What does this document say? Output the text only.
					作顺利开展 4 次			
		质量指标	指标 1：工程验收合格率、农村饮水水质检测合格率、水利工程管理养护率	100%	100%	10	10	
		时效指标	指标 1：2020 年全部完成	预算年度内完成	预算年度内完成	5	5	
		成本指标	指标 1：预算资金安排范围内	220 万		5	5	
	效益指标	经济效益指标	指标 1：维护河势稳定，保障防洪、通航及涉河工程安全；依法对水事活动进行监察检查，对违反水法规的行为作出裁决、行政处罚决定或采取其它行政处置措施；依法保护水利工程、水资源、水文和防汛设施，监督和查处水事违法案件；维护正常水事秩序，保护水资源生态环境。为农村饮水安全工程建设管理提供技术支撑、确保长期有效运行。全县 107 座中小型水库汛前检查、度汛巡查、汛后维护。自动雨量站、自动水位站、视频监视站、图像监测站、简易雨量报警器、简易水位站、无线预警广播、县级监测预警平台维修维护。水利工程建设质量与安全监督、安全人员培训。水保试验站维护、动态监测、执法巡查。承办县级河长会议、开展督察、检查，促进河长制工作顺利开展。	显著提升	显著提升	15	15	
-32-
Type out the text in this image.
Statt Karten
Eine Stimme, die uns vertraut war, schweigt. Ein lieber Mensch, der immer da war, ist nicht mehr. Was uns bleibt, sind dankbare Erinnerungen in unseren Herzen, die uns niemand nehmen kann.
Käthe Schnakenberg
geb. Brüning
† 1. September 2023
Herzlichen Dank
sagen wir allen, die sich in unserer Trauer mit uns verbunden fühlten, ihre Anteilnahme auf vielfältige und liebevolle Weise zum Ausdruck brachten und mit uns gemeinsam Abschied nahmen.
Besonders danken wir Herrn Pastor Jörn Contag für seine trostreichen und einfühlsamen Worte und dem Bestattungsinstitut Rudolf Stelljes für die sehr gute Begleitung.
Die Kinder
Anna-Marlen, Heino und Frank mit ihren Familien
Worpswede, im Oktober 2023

▬▬▬▬▬▬

§ **Written instruction**:
Copy every line of the records word for word.

§ **Expected answer**:
What does this document say? Output the text only.
					作顺利开展 4 次			
		质量指标	指标 1：工程验收合格率、农村饮水水质检测合格率、水利工程管理养护率	100%	100%	10	10	
		时效指标	指标 1：2020 年全部完成	预算年度内完成	预算年度内完成	5	5	
		成本指标	指标 1：预算资金安排范围内	220 万		5	5	
	效益指标	经济效益指标	指标 1：维护河势稳定，保障防洪、通航及涉河工程安全；依法对水事活动进行监察检查，对违反水法规的行为作出裁决、行政处罚决定或采取其它行政处置措施；依法保护水利工程、水资源、水文和防汛设施，监督和查处水事违法案件；维护正常水事秩序，保护水资源生态环境。为农村饮水安全工程建设管理提供技术支撑、确保长期有效运行。全县 107 座中小型水库汛前检查、度汛巡查、汛后维护。自动雨量站、自动水位站、视频监视站、图像监测站、简易雨量报警器、简易水位站、无线预警广播、县级监测预警平台维修维护。水利工程建设质量与安全监督、安全人员培训。水保试验站维护、动态监测、执法巡查。承办县级河长会议、开展督察、检查，促进河长制工作顺利开展。	显著提升	显著提升	15	15	
-32-
Type out the text in this image.
Statt Karten
Eine Stimme, die uns vertraut war, schweigt. Ein lieber Mensch, der immer da war, ist nicht mehr. Was uns bleibt, sind dankbare Erinnerungen in unseren Herzen, die uns niemand nehmen kann.
Käthe Schnakenberg
geb. Brüning
† 1. September 2023
Herzlichen Dank
sagen wir allen, die sich in unserer Trauer mit uns verbunden fühlten, ihre Anteilnahme auf vielfältige und liebevolle Weise zum Ausdruck brachten und mit uns gemeinsam Abschied nahmen.
Besonders danken wir Herrn Pastor Jörn Contag für seine trostreichen und einfühlsamen Worte und dem Bestattungsinstitut Rudolf Stelljes für die sehr gute Begleitung.
Die Kinder
Anna-Marlen, Heino und Frank mit ihren Familien
Worpswede, im Oktober 2023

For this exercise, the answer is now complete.